* [Data for this exercise]:
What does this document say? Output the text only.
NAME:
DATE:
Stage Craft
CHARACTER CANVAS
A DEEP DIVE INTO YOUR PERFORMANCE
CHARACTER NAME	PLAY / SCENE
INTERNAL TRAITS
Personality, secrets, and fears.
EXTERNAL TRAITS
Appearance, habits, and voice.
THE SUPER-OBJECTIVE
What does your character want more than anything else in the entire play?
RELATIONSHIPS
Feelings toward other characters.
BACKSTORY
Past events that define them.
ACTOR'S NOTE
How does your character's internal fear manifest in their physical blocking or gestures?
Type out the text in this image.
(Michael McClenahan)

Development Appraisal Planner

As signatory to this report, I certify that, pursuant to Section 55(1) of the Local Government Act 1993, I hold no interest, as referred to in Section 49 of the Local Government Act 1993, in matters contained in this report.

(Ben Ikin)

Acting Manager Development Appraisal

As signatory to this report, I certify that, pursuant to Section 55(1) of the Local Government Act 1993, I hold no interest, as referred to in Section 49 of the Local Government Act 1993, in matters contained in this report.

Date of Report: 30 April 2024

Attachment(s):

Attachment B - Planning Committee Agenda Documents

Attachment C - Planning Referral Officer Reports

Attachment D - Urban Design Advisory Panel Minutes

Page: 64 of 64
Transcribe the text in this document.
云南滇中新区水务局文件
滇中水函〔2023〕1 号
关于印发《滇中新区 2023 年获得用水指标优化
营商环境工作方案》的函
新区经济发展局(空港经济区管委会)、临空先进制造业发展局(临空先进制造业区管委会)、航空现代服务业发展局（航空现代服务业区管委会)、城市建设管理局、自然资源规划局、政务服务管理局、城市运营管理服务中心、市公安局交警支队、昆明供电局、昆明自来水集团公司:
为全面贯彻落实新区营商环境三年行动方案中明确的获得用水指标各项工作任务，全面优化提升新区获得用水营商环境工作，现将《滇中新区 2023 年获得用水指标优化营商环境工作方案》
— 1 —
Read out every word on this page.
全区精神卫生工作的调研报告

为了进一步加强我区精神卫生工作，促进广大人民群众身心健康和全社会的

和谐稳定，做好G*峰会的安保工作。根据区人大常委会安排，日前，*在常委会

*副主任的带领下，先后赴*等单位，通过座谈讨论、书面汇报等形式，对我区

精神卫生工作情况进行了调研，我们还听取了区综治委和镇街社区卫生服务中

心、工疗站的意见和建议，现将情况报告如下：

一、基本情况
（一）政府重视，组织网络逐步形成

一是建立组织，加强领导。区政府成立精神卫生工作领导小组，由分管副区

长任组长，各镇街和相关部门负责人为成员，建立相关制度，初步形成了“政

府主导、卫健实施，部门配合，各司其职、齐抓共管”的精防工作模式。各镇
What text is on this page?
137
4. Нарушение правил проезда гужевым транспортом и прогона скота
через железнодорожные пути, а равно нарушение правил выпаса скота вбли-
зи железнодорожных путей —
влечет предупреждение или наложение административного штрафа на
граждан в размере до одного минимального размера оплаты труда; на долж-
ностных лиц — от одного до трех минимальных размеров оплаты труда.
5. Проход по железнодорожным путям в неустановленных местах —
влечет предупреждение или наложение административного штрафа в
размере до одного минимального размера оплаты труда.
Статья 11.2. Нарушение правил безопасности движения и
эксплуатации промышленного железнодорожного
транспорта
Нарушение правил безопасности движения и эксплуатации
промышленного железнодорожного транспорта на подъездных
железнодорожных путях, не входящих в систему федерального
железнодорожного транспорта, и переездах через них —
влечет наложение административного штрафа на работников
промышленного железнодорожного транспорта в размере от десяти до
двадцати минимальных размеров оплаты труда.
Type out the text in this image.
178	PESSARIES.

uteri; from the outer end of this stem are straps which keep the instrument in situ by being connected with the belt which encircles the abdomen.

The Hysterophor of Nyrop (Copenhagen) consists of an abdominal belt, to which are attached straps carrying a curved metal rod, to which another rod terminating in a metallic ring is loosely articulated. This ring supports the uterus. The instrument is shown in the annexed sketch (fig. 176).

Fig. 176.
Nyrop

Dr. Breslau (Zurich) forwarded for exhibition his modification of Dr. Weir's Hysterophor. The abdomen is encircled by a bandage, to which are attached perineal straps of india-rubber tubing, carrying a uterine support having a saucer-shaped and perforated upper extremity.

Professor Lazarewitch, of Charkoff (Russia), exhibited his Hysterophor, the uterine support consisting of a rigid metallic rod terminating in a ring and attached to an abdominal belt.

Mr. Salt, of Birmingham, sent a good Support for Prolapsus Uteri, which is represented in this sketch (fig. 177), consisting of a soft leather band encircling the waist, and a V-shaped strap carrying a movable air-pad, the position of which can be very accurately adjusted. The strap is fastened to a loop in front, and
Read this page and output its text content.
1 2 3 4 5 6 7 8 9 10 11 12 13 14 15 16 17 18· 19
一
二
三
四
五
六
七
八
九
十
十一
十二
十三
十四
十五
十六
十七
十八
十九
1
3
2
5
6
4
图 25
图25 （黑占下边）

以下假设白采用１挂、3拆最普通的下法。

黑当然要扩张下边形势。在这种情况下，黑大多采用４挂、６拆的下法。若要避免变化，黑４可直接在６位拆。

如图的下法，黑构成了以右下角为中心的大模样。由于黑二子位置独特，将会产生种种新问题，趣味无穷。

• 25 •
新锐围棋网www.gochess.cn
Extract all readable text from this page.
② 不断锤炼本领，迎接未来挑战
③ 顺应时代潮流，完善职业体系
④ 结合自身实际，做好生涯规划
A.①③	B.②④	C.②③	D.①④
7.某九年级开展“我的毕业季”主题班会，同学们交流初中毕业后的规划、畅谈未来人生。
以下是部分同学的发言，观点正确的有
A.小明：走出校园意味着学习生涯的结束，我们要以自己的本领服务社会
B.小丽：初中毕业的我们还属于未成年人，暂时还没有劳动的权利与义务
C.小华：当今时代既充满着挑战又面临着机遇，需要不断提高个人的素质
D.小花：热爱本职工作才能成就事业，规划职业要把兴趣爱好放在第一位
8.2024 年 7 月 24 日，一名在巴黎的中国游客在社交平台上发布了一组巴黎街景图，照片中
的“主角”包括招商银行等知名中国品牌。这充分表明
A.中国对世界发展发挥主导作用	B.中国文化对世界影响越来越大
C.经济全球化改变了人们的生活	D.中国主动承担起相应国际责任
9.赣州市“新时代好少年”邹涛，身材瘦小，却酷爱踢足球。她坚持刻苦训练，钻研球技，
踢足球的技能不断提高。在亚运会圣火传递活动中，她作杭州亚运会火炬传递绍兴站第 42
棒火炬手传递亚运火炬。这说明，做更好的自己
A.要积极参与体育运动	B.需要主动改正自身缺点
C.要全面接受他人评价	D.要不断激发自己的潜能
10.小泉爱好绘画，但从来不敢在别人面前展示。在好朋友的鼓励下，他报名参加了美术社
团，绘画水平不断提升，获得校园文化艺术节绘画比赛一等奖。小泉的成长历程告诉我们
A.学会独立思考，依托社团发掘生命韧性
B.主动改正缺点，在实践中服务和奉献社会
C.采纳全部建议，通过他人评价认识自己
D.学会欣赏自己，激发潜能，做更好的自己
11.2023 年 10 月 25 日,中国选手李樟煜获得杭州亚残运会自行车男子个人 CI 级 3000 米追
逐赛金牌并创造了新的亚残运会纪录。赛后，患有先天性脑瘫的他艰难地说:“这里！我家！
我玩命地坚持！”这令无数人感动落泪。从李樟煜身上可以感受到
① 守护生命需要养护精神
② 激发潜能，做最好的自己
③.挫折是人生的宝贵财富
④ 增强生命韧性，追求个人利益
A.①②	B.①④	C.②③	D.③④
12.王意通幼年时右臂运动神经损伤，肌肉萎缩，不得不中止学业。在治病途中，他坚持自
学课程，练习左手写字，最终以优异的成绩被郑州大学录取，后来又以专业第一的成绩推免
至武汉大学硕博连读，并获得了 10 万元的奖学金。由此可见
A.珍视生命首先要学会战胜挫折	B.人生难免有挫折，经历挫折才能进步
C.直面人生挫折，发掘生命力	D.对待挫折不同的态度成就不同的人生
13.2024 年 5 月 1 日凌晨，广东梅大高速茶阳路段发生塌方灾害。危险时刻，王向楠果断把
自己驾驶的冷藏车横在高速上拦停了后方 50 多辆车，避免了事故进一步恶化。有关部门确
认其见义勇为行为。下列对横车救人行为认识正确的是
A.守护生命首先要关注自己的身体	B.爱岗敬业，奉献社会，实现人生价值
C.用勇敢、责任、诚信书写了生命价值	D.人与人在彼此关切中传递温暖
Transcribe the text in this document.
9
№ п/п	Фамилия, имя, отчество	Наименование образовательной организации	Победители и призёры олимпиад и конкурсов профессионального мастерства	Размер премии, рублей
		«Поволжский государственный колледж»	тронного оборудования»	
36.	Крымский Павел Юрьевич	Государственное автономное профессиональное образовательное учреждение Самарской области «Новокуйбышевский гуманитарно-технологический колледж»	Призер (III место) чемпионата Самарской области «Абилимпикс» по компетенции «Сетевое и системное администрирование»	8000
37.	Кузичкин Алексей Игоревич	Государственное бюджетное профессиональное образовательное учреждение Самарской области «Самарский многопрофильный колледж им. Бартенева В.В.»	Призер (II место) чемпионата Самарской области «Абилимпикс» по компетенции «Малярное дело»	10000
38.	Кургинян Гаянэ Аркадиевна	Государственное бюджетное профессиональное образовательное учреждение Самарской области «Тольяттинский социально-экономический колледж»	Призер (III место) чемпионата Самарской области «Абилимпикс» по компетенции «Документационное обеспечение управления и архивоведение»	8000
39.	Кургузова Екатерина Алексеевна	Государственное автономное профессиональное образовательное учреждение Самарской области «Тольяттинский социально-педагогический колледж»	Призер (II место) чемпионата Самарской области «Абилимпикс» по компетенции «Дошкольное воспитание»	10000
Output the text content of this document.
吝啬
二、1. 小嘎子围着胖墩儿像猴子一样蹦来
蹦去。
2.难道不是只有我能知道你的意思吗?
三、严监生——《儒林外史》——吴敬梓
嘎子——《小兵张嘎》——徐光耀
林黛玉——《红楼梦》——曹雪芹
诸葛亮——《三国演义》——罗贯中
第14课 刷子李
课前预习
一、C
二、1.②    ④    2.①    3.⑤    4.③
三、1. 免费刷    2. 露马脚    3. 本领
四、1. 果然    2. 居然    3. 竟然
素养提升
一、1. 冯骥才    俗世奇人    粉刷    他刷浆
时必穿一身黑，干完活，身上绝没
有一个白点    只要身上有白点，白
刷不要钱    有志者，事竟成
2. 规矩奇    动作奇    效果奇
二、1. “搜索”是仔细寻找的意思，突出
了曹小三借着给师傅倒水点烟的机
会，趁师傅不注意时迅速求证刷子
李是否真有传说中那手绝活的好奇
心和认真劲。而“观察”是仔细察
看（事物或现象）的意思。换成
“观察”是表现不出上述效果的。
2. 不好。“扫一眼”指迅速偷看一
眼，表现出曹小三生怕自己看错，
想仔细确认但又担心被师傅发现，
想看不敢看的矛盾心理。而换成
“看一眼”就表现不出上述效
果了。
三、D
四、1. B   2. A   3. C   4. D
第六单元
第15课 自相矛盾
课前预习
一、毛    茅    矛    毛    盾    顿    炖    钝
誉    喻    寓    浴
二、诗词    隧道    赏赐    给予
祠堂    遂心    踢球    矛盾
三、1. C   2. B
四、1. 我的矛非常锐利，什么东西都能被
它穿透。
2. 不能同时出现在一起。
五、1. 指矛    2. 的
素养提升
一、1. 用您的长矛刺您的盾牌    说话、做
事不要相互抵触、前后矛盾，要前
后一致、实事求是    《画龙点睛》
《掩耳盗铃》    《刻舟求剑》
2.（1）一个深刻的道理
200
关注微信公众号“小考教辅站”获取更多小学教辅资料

* [Set problem]: Scan the data above; copy every line where "административного" appears.

* [Correct response]:
влечет предупреждение или наложение административного штрафа на
влечет предупреждение или наложение административного штрафа в
влечет наложение административного штрафа на работников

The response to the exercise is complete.